## STATED PROBLEM
Copy out all the entries word for word.

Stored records
※ ※ ※

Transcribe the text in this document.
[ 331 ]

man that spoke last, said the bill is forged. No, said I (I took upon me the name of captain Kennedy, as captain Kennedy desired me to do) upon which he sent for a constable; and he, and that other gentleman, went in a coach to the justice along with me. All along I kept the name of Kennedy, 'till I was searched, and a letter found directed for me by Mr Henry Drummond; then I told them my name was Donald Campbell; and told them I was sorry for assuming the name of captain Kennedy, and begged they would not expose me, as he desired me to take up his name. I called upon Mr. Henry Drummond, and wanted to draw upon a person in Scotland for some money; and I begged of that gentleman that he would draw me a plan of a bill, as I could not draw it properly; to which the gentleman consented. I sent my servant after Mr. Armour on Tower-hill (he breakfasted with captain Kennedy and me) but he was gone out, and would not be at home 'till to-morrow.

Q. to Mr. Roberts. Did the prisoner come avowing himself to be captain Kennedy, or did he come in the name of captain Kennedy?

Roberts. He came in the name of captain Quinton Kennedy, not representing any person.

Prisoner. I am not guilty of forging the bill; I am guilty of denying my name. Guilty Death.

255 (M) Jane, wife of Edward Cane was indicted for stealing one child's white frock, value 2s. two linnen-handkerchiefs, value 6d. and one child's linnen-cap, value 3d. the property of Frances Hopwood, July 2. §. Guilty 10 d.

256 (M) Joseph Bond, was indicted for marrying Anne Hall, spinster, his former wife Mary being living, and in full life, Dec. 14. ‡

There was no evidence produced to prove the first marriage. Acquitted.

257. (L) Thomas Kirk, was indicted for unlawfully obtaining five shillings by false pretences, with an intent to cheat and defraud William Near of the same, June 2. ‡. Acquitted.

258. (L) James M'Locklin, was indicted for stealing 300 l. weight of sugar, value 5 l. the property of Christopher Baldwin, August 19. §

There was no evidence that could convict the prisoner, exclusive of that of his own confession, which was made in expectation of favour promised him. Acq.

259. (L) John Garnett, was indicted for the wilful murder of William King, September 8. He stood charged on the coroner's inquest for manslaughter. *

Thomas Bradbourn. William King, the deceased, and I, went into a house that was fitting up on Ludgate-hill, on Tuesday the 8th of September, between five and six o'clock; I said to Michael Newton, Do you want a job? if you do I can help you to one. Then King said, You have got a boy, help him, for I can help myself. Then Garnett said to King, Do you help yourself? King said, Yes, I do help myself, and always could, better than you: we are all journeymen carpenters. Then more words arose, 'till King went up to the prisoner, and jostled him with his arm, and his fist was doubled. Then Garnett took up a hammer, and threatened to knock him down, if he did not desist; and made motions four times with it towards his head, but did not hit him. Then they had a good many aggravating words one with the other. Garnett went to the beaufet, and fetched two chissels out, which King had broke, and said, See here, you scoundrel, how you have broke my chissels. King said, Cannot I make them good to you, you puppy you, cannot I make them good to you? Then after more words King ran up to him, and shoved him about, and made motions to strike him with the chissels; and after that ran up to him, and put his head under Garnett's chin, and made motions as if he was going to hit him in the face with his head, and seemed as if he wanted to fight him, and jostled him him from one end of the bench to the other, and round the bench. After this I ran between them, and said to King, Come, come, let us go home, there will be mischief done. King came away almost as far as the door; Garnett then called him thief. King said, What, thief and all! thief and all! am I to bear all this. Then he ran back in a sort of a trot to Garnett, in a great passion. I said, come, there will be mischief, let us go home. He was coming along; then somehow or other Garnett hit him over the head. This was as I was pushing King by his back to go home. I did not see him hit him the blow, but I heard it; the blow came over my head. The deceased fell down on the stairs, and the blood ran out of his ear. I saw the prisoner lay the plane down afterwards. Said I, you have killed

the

※ ※ ※

## SOLUTION FOR THIS EXERCISE
Transcribe the text in this document.
[ 331 ]

man that spoke last, said the bill is forged. No, said I (I took upon me the name of captain Kennedy, as captain Kennedy desired me to do) upon which he sent for a constable; and he, and that other gentleman, went in a coach to the justice along with me. All along I kept the name of Kennedy, 'till I was searched, and a letter found directed for me by Mr Henry Drummond; then I told them my name was Donald Campbell; and told them I was sorry for assuming the name of captain Kennedy, and begged they would not expose me, as he desired me to take up his name. I called upon Mr. Henry Drummond, and wanted to draw upon a person in Scotland for some money; and I begged of that gentleman that he would draw me a plan of a bill, as I could not draw it properly; to which the gentleman consented. I sent my servant after Mr. Armour on Tower-hill (he breakfasted with captain Kennedy and me) but he was gone out, and would not be at home 'till to-morrow.

Q. to Mr. Roberts. Did the prisoner come avowing himself to be captain Kennedy, or did he come in the name of captain Kennedy?

Roberts. He came in the name of captain Quinton Kennedy, not representing any person.

Prisoner. I am not guilty of forging the bill; I am guilty of denying my name. Guilty Death.

255 (M) Jane, wife of Edward Cane was indicted for stealing one child's white frock, value 2s. two linnen-handkerchiefs, value 6d. and one child's linnen-cap, value 3d. the property of Frances Hopwood, July 2. §. Guilty 10 d.

256 (M) Joseph Bond, was indicted for marrying Anne Hall, spinster, his former wife Mary being living, and in full life, Dec. 14. ‡

There was no evidence produced to prove the first marriage. Acquitted.

257. (L) Thomas Kirk, was indicted for unlawfully obtaining five shillings by false pretences, with an intent to cheat and defraud William Near of the same, June 2. ‡. Acquitted.

258. (L) James M'Locklin, was indicted for stealing 300 l. weight of sugar, value 5 l. the property of Christopher Baldwin, August 19. §

There was no evidence that could convict the prisoner, exclusive of that of his own confession, which was made in expectation of favour promised him. Acq.

259. (L) John Garnett, was indicted for the wilful murder of William King, September 8. He stood charged on the coroner's inquest for manslaughter. *

Thomas Bradbourn. William King, the deceased, and I, went into a house that was fitting up on Ludgate-hill, on Tuesday the 8th of September, between five and six o'clock; I said to Michael Newton, Do you want a job? if you do I can help you to one. Then King said, You have got a boy, help him, for I can help myself. Then Garnett said to King, Do you help yourself? King said, Yes, I do help myself, and always could, better than you: we are all journeymen carpenters. Then more words arose, 'till King went up to the prisoner, and jostled him with his arm, and his fist was doubled. Then Garnett took up a hammer, and threatened to knock him down, if he did not desist; and made motions four times with it towards his head, but did not hit him. Then they had a good many aggravating words one with the other. Garnett went to the beaufet, and fetched two chissels out, which King had broke, and said, See here, you scoundrel, how you have broke my chissels. King said, Cannot I make them good to you, you puppy you, cannot I make them good to you? Then after more words King ran up to him, and shoved him about, and made motions to strike him with the chissels; and after that ran up to him, and put his head under Garnett's chin, and made motions as if he was going to hit him in the face with his head, and seemed as if he wanted to fight him, and jostled him him from one end of the bench to the other, and round the bench. After this I ran between them, and said to King, Come, come, let us go home, there will be mischief done. King came away almost as far as the door; Garnett then called him thief. King said, What, thief and all! thief and all! am I to bear all this. Then he ran back in a sort of a trot to Garnett, in a great passion. I said, come, there will be mischief, let us go home. He was coming along; then somehow or other Garnett hit him over the head. This was as I was pushing King by his back to go home. I did not see him hit him the blow, but I heard it; the blow came over my head. The deceased fell down on the stairs, and the blood ran out of his ear. I saw the prisoner lay the plane down afterwards. Said I, you have killed

the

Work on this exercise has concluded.